Your objective>
Please format the material as a JSON list of strings, one string per line, from its first line through the line that contains "man-portrait-avatar-icon [16, 210, 54, 248]", inclusive, leaving out any blank lines.

Given data>
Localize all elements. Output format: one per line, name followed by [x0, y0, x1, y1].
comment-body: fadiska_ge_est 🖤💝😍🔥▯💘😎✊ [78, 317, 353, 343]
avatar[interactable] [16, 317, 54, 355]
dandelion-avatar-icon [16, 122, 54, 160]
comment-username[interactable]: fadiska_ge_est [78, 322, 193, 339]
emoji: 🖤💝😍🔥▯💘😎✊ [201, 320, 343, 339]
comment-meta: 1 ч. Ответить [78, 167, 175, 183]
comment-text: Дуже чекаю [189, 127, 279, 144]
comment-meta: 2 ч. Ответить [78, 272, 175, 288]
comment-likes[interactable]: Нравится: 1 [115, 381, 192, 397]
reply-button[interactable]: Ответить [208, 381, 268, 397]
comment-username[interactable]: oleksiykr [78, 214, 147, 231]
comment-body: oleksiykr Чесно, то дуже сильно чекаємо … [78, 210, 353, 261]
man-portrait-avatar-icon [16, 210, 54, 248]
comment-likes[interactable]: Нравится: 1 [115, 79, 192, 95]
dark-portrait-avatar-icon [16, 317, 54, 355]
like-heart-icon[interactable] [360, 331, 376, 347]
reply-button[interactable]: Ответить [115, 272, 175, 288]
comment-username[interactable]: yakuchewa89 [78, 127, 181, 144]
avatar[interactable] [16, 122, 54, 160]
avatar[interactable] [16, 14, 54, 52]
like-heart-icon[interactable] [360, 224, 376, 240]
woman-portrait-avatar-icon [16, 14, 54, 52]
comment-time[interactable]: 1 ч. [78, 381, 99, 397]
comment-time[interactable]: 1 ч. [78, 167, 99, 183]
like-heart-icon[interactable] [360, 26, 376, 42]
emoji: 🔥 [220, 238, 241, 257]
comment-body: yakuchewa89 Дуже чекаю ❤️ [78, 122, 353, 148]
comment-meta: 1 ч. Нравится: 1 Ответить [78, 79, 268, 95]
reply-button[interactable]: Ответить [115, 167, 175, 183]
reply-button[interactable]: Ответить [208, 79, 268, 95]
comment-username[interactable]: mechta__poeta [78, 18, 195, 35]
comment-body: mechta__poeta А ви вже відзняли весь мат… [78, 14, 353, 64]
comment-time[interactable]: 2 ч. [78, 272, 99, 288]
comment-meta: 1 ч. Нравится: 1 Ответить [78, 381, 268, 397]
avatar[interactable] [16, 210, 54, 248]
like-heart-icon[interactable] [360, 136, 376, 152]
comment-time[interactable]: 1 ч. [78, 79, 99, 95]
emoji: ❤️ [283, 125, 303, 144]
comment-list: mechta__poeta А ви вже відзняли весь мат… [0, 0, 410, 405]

Solution for this problem>
[
  "Localize all elements. Output format: one per line, name followed by [x0, y0, x1, y1].",
  "comment-body: fadiska_ge_est 🖤💝😍🔥▯💘😎✊ [78, 317, 353, 343]",
  "avatar[interactable] [16, 317, 54, 355]",
  "dandelion-avatar-icon [16, 122, 54, 160]",
  "comment-username[interactable]: fadiska_ge_est [78, 322, 193, 339]",
  "emoji: 🖤💝😍🔥▯💘😎✊ [201, 320, 343, 339]",
  "comment-meta: 1 ч. Ответить [78, 167, 175, 183]",
  "comment-text: Дуже чекаю [189, 127, 279, 144]",
  "comment-meta: 2 ч. Ответить [78, 272, 175, 288]",
  "comment-likes[interactable]: Нравится: 1 [115, 381, 192, 397]",
  "reply-button[interactable]: Ответить [208, 381, 268, 397]",
  "comment-username[interactable]: oleksiykr [78, 214, 147, 231]",
  "comment-body: oleksiykr Чесно, то дуже сильно чекаємо … [78, 210, 353, 261]",
  "man-portrait-avatar-icon [16, 210, 54, 248]"
]